[EXTRACT]:
This was originally published on the SGR Blog.
Were Allegations of Complaint Sufficient to State Claim for Nuisance?
In an action seeking permanent injunctive relief upon claims for breach of contract, nuisance, and trespass, Sabrina Santoro and Antonio Micalizzi, owners of a Manhattan condominium unit, alleged that the tenants of a neighboring unit owned by Luigi Rosabianca, had caused excessive noise and odors to emanate from his unit. The board of managers of Cipriani Club Residences at 55 Wall Condominium and First Service Realty, Inc., the building manager, had not sufficiently addressed their complaints.
The board and building manager answered the complaint. Santoro/Micalizzi moved for leave to enter a default judgment against Rosabianca and John Does 1-10, the fictitious name afforded his tenants.
On a motion for leave to enter a default judgment, the movant is required to submit proof of service of the summons and complain proof of the facts constituting the claim, and proof of the defaulting party’s default in answering or appearing. The quantum of proof necessary to support an application for a default judgment is not exacting, but some firsthand confirmation of the facts forming the basis of the claim must be proffered. The proof submitted must establish a prima facie case. As such, where a valid cause of action is not stated, the party moving for a default judgment is not entitled to the requested relief, even on default. The CPLR does not contemplate that default judgments are to be rubber-stamped once jurisdiction and a failure to appear have been shown. Some proof of liability is also required to satisfy the court as to the prima facie validity of the uncontested cause of action.
Initially, the court noted that the affidavits of service alleging that Rosabianca and the John Does were served with the summons and complaint at 55 Wall Street, by service upon a concierge even though Rosabianca did not reside do not identify any of the John Doe tenants. No judgment can be entered against an unidentified party. In any event, even if assuming service was effective, the motion was denied as Santoro/Micalizzi failed to submit proof of the facts constituting the claims.
In support of the motion, they relied on the unverified complaint, an affirmation of counsel, and the affidavit of Micalizzi. But the unverified complaint was utterly devoid of evidentiary value, and thus insufficient to support entry of a judgment. And, since counsel claimed no personal knowledge of the underlying facts, the affirmation of the counsel was without probative value or evidentiary significance on the motion. Nor was the affidavit of Micalizzi with exhibits sufficient to meet the burden on the motion since, even if accurate, his allegations fell short of establishing a claim of breach of contract, nuisance, or trespass.

[WHAT IS REQUIRED]: Reproduce the stretch of the nuisance-claim post from "Initially, the court" through "constituting the claims.".

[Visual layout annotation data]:
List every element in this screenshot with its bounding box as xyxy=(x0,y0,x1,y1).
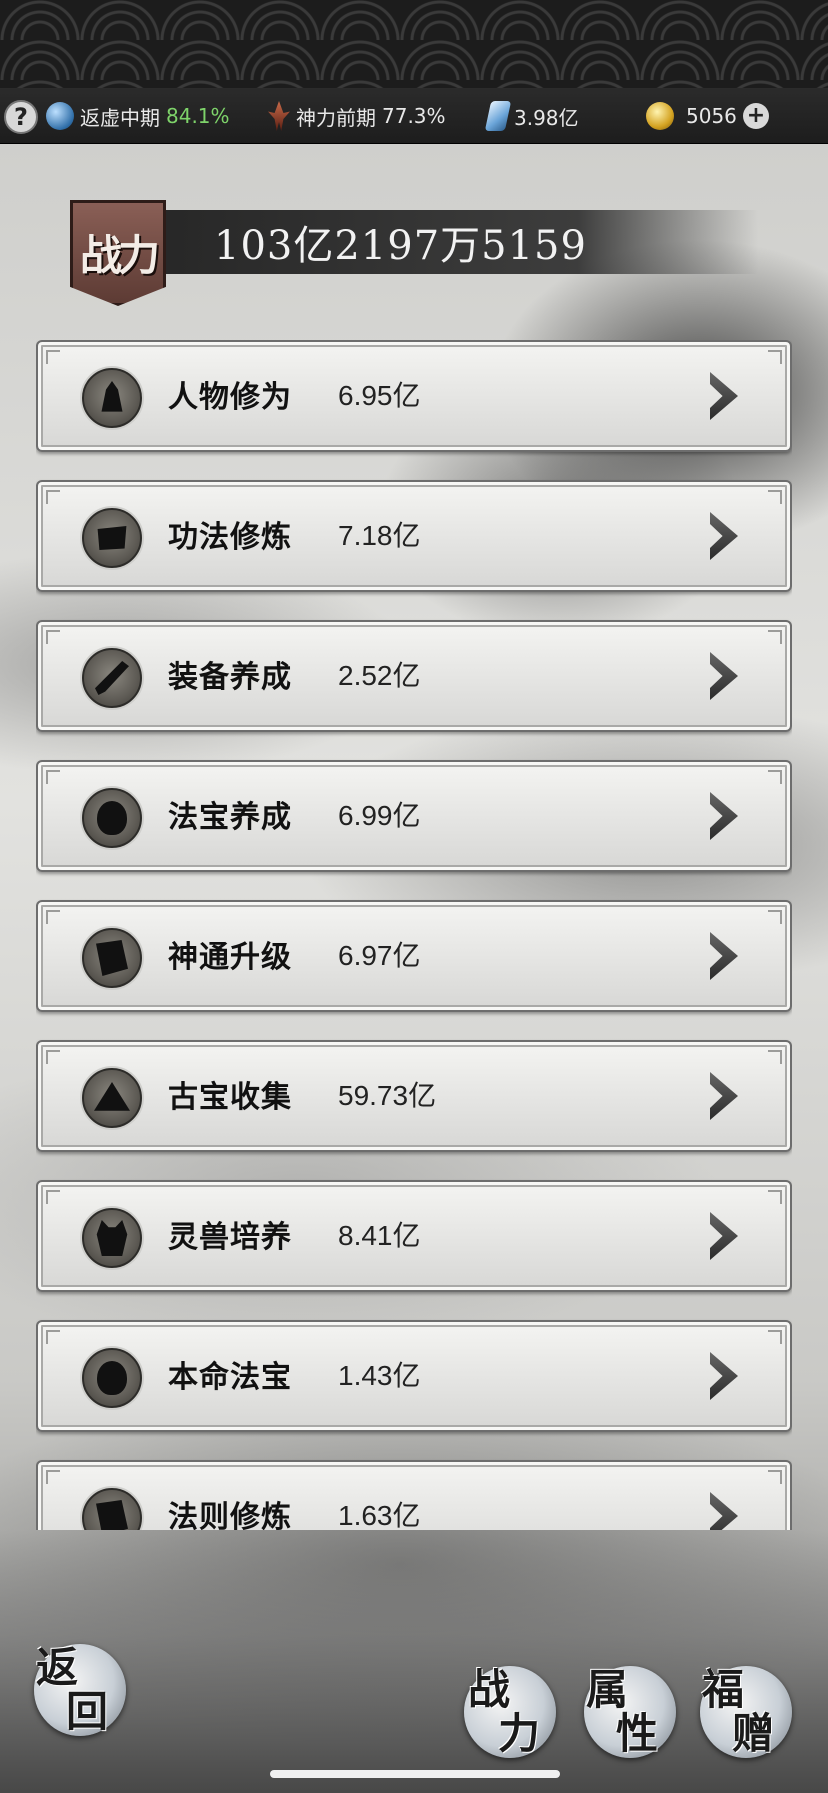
resource-bar: ? 返虚中期 84.1% 神力前期 77.3% 3.98亿 5056 + xyxy=(0,88,828,144)
row-value: 8.41亿 xyxy=(338,1220,421,1251)
chevron-right-icon[interactable] xyxy=(710,932,738,980)
row-label: 法则修炼 xyxy=(168,1500,292,1530)
power-strip: 103亿2197万5159 xyxy=(158,210,758,274)
chevron-right-icon[interactable] xyxy=(710,1212,738,1260)
tab-label-char: 战 xyxy=(468,1665,511,1714)
yin-yang-orb-icon xyxy=(46,102,74,130)
back-label-char: 返 xyxy=(36,1643,79,1692)
equipment-icon xyxy=(82,648,142,708)
divine-scroll-icon xyxy=(82,928,142,988)
gold-coin-icon xyxy=(646,102,674,130)
back-button-label[interactable]: 返 回 xyxy=(36,1646,108,1734)
row-label: 法宝养成 xyxy=(168,800,292,835)
row-label: 灵兽培养 xyxy=(168,1220,292,1255)
row-law-cultivation[interactable]: 法则修炼 1.63亿 xyxy=(36,1460,792,1530)
combat-power-header: 103亿2197万5159 战力 xyxy=(70,200,760,306)
tab-label-char: 力 xyxy=(498,1709,541,1758)
tab-combat-power-label[interactable]: 战 力 xyxy=(468,1668,540,1756)
row-label: 神通升级 xyxy=(168,940,292,975)
row-label: 人物修为 xyxy=(168,380,292,415)
tab-attributes-label[interactable]: 属 性 xyxy=(586,1668,658,1756)
row-spirit-beast[interactable]: 灵兽培养 8.41亿 xyxy=(36,1180,792,1292)
row-label: 本命法宝 xyxy=(168,1360,292,1395)
back-label-char: 回 xyxy=(66,1687,109,1736)
power-breakdown-list[interactable]: 人物修为 6.95亿 功法修炼 7.18亿 装备养成 2.52亿 法宝养成 6.… xyxy=(36,340,792,1530)
row-label: 功法修炼 xyxy=(168,520,292,555)
realm-percent: 84.1% xyxy=(166,104,230,128)
add-gold-button[interactable]: + xyxy=(742,103,769,129)
row-value: 6.97亿 xyxy=(338,940,421,971)
row-value: 6.99亿 xyxy=(338,800,421,831)
row-character-cultivation[interactable]: 人物修为 6.95亿 xyxy=(36,340,792,452)
row-treasure[interactable]: 法宝养成 6.99亿 xyxy=(36,760,792,872)
row-technique[interactable]: 功法修炼 7.18亿 xyxy=(36,480,792,592)
divine-status[interactable]: 神力前期 77.3% xyxy=(268,88,446,144)
realm-status[interactable]: 返虚中期 84.1% xyxy=(46,88,230,144)
row-ancient-treasure[interactable]: 古宝收集 59.73亿 xyxy=(36,1040,792,1152)
row-value: 2.52亿 xyxy=(338,660,421,691)
row-divine-ability[interactable]: 神通升级 6.97亿 xyxy=(36,900,792,1012)
chevron-right-icon[interactable] xyxy=(710,1352,738,1400)
row-value: 6.95亿 xyxy=(338,380,421,411)
chevron-right-icon[interactable] xyxy=(710,1072,738,1120)
tab-label-char: 性 xyxy=(616,1709,659,1758)
crystal-value: 3.98亿 xyxy=(514,105,579,130)
chevron-right-icon[interactable] xyxy=(710,1492,738,1530)
chevron-right-icon[interactable] xyxy=(710,792,738,840)
spirit-crystal-icon xyxy=(484,101,512,131)
total-combat-power: 103亿2197万5159 xyxy=(214,223,587,269)
divine-power-icon xyxy=(268,101,290,131)
help-button[interactable]: ? xyxy=(4,100,38,134)
chevron-right-icon[interactable] xyxy=(710,372,738,420)
row-equipment[interactable]: 装备养成 2.52亿 xyxy=(36,620,792,732)
natal-treasure-icon xyxy=(82,1348,142,1408)
chevron-right-icon[interactable] xyxy=(710,512,738,560)
tab-label-char: 属 xyxy=(586,1665,629,1714)
gold-resource[interactable]: 5056 + xyxy=(646,88,769,144)
tab-label-char: 赠 xyxy=(732,1709,775,1758)
gold-value: 5056 xyxy=(686,104,737,128)
row-natal-treasure[interactable]: 本命法宝 1.43亿 xyxy=(36,1320,792,1432)
tab-blessings-label[interactable]: 福 赠 xyxy=(702,1668,774,1756)
technique-book-icon xyxy=(82,508,142,568)
row-label: 古宝收集 xyxy=(168,1080,292,1115)
row-value: 1.43亿 xyxy=(338,1360,421,1391)
treasure-gourd-icon xyxy=(82,788,142,848)
law-scroll-icon xyxy=(82,1488,142,1530)
home-indicator[interactable] xyxy=(270,1770,560,1778)
row-value: 1.63亿 xyxy=(338,1500,421,1530)
tab-label-char: 福 xyxy=(702,1665,745,1714)
top-pattern-band xyxy=(0,0,828,88)
spirit-beast-icon xyxy=(82,1208,142,1268)
chevron-right-icon[interactable] xyxy=(710,652,738,700)
divine-percent: 77.3% xyxy=(382,104,446,128)
divine-label: 神力前期 xyxy=(296,105,376,130)
power-banner: 战力 xyxy=(70,200,166,306)
power-banner-label: 战力 xyxy=(79,231,160,281)
row-label: 装备养成 xyxy=(168,660,292,695)
row-value: 59.73亿 xyxy=(338,1080,437,1111)
row-value: 7.18亿 xyxy=(338,520,421,551)
realm-label: 返虚中期 xyxy=(80,105,160,130)
ancient-treasure-icon xyxy=(82,1068,142,1128)
crystal-resource[interactable]: 3.98亿 xyxy=(484,88,579,144)
cultivator-icon xyxy=(82,368,142,428)
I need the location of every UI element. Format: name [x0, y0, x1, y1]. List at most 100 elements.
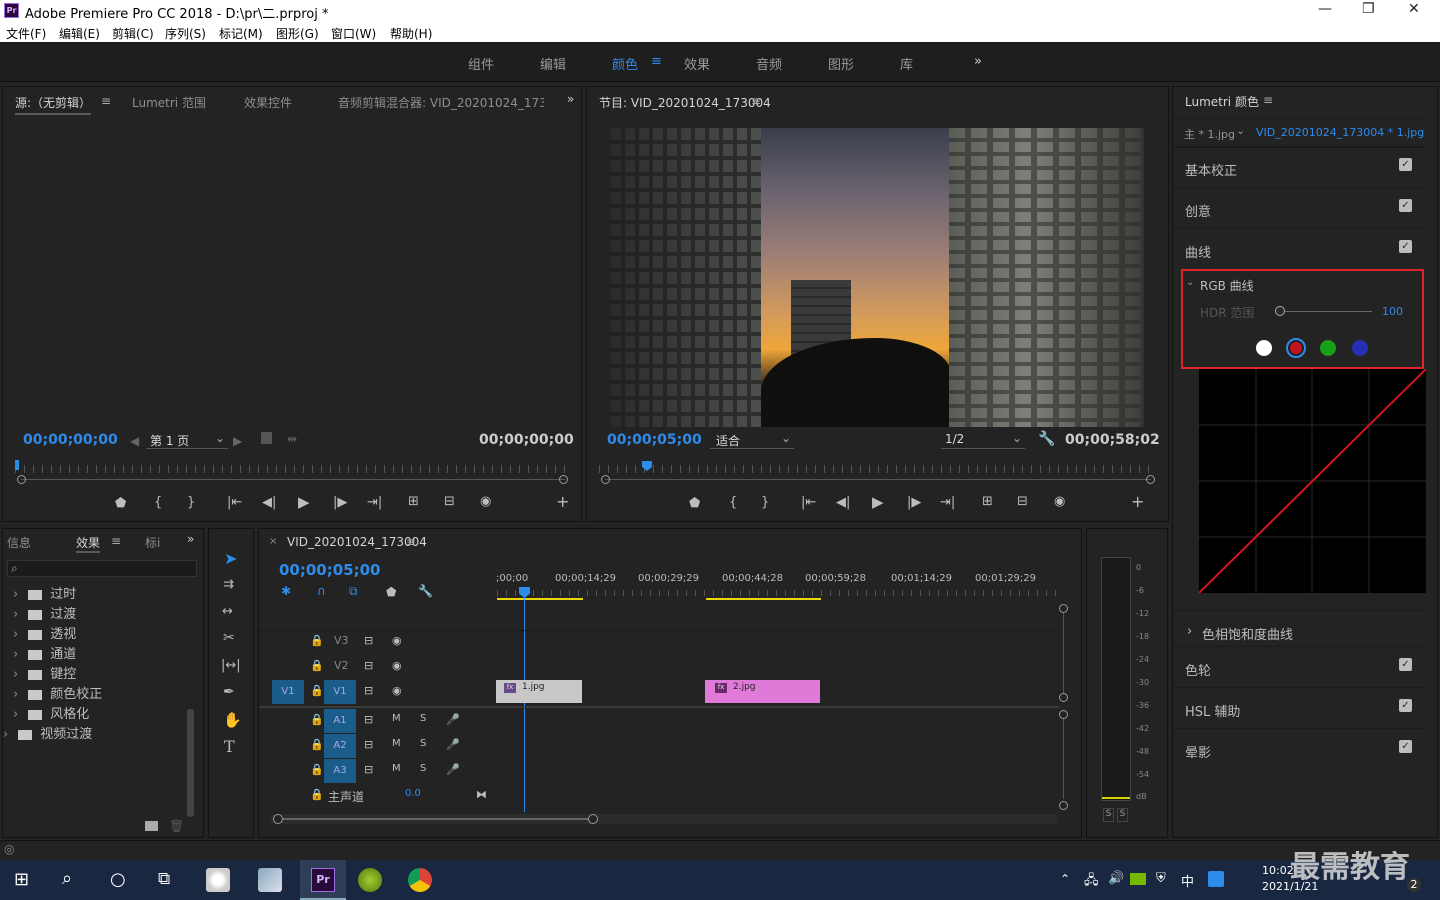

[ANSWER TO THIS TASK]:
Initially, the court noted that the affidavits of service alleging that Rosabianca and the John Does were served with the summons and complaint at 55 Wall Street, by service upon a concierge even though Rosabianca did not reside do not identify any of the John Doe tenants. No judgment can be entered against an unidentified party. In any event, even if assuming service was effective, the motion was denied as Santoro/Micalizzi failed to submit proof of the facts constituting the claims.